--- Start of GIVEN RECORDS ---

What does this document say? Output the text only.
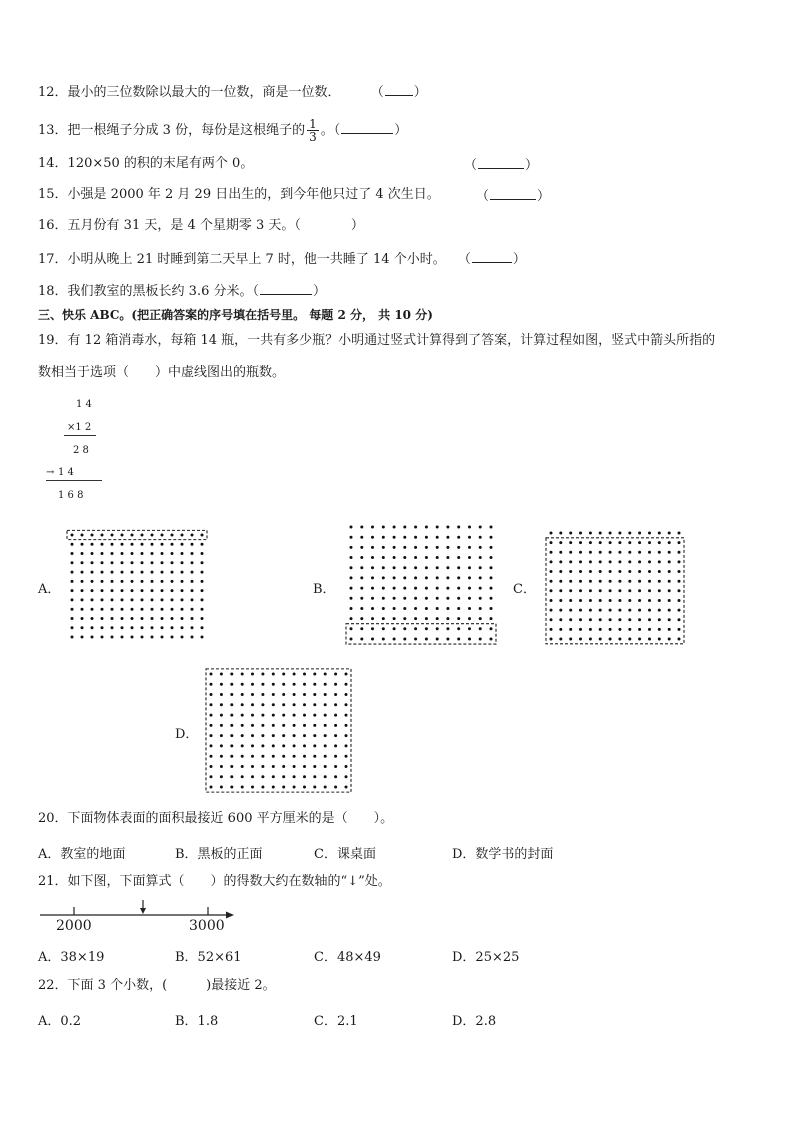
12．最小的三位数除以最大的一位数，商是一位数． （ ）
13．把一根绳子分成 3 份，每份是这根绳子的 $\frac{1}{3}$ 。（	）
14．120×50 的积的末尾有两个 0。	（	）
15．小强是 2000 年 2 月 29 日出生的，到今年他只过了 4 次生日。	（	）
16．五月份有 31 天，是 4 个星期零 3 天。（	）
17．小明从晚上 21 时睡到第二天早上 7 时，他一共睡了 14 个小时。 （	）
18．我们教室的黑板长约 3.6 分米。（	）
三、快乐 ABC。(把正确答案的序号填在括号里。 每题 2 分， 共 10 分)
19．有 12 箱消毒水，每箱 14 瓶，一共有多少瓶？小明通过竖式计算得到了答案，计算过程如图，竖式中箭头所指的
数相当于选项（　　）中虚线图出的瓶数。
1 4
×1 2
2 8
→ 1 4
1 6 8
A．	B．	C．
D．
20．下面物体表面的面积最接近 600 平方厘米的是（　　）。
A．教室的地面	B．黑板的正面	C．课桌面	D．数学书的封面
21．如下图，下面算式（　　）的得数大约在数轴的“↓”处。
2000	3000
A．38×19	B．52×61	C．48×49	D．25×25
22．下面 3 个小数，(　　　)最接近 2。
A．0.2	B．1.8	C．2.1	D．2.8
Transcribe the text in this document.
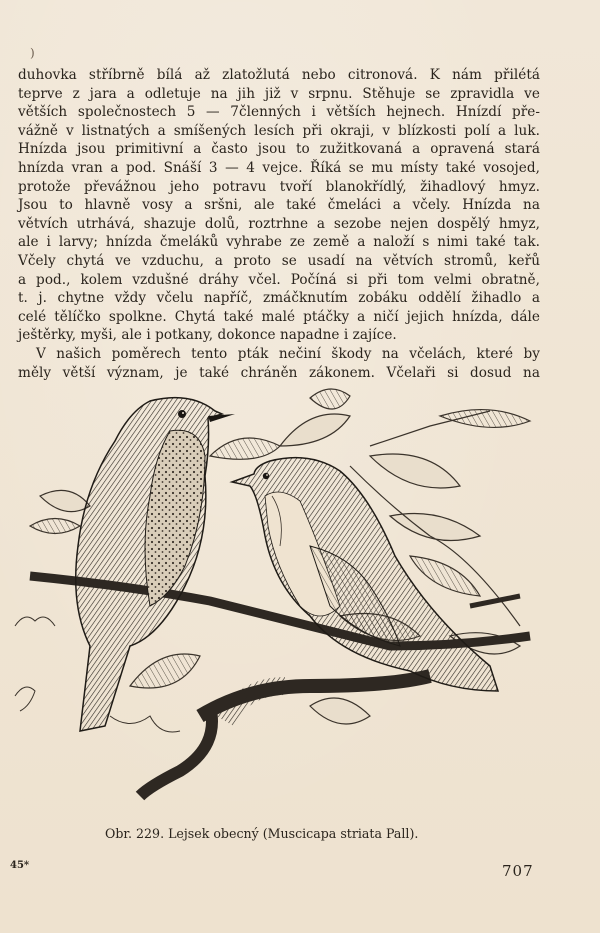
)
duhovka stříbrně bílá až zlatožlutá nebo citronová. K nám přilétá
teprve z jara a odletuje na jih již v srpnu. Stěhuje se zpravidla ve
větších společnostech 5 — 7členných i větších hejnech. Hnízdí pře-
vážně v listnatých a smíšených lesích při okraji, v blízkosti polí a luk.
Hnízda jsou primitivní a často jsou to zužitkovaná a opravená stará
hnízda vran a pod. Snáší 3 — 4 vejce. Říká se mu místy také vosojed,
protože převážnou jeho potravu tvoří blanokřídlý, žihadlový hmyz.
Jsou to hlavně vosy a sršni, ale také čmeláci a včely. Hnízda na
větvích utrhává, shazuje dolů, roztrhne a sezobe nejen dospělý hmyz,
ale i larvy; hnízda čmeláků vyhrabe ze země a naloží s nimi také tak.
Včely chytá ve vzduchu, a proto se usadí na větvích stromů, keřů
a pod., kolem vzdušné dráhy včel. Počíná si při tom velmi obratně,
t. j. chytne vždy včelu napříč, zmáčknutím zobáku oddělí žihadlo a
celé tělíčko spolkne. Chytá také malé ptáčky a ničí jejich hnízda, dále
ještěrky, myši, ale i potkany, dokonce napadne i zajíce.
V našich poměrech tento pták nečiní škody na včelách, které by
měly větší význam, je také chráněn zákonem. Včelaři si dosud na
Obr. 229. Lejsek obecný (Muscicapa striata Pall).
45*	707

--- End of GIVEN RECORDS ---

→ WORK INSTRUCTIONS:
Copy out all the records exactly, excluding pictures.

→ WRITTEN SOLUTION:
What does this document say? Output the text only.
12．最小的三位数除以最大的一位数，商是一位数． （ ）
13．把一根绳子分成 3 份，每份是这根绳子的 $\frac{1}{3}$ 。（	）
14．120×50 的积的末尾有两个 0。	（	）
15．小强是 2000 年 2 月 29 日出生的，到今年他只过了 4 次生日。	（	）
16．五月份有 31 天，是 4 个星期零 3 天。（	）
17．小明从晚上 21 时睡到第二天早上 7 时，他一共睡了 14 个小时。 （	）
18．我们教室的黑板长约 3.6 分米。（	）
三、快乐 ABC。(把正确答案的序号填在括号里。 每题 2 分， 共 10 分)
19．有 12 箱消毒水，每箱 14 瓶，一共有多少瓶？小明通过竖式计算得到了答案，计算过程如图，竖式中箭头所指的
数相当于选项（　　）中虚线图出的瓶数。
1 4
×1 2
2 8
→ 1 4
1 6 8
A．	B．	C．
D．
20．下面物体表面的面积最接近 600 平方厘米的是（　　）。
A．教室的地面	B．黑板的正面	C．课桌面	D．数学书的封面
21．如下图，下面算式（　　）的得数大约在数轴的“↓”处。
2000	3000
A．38×19	B．52×61	C．48×49	D．25×25
22．下面 3 个小数，(　　　)最接近 2。
A．0.2	B．1.8	C．2.1	D．2.8
Transcribe the text in this document.
)
duhovka stříbrně bílá až zlatožlutá nebo citronová. K nám přilétá
teprve z jara a odletuje na jih již v srpnu. Stěhuje se zpravidla ve
větších společnostech 5 — 7členných i větších hejnech. Hnízdí pře-
vážně v listnatých a smíšených lesích při okraji, v blízkosti polí a luk.
Hnízda jsou primitivní a často jsou to zužitkovaná a opravená stará
hnízda vran a pod. Snáší 3 — 4 vejce. Říká se mu místy také vosojed,
protože převážnou jeho potravu tvoří blanokřídlý, žihadlový hmyz.
Jsou to hlavně vosy a sršni, ale také čmeláci a včely. Hnízda na
větvích utrhává, shazuje dolů, roztrhne a sezobe nejen dospělý hmyz,
ale i larvy; hnízda čmeláků vyhrabe ze země a naloží s nimi také tak.
Včely chytá ve vzduchu, a proto se usadí na větvích stromů, keřů
a pod., kolem vzdušné dráhy včel. Počíná si při tom velmi obratně,
t. j. chytne vždy včelu napříč, zmáčknutím zobáku oddělí žihadlo a
celé tělíčko spolkne. Chytá také malé ptáčky a ničí jejich hnízda, dále
ještěrky, myši, ale i potkany, dokonce napadne i zajíce.
V našich poměrech tento pták nečiní škody na včelách, které by
měly větší význam, je také chráněn zákonem. Včelaři si dosud na
Obr. 229. Lejsek obecný (Muscicapa striata Pall).
45*	707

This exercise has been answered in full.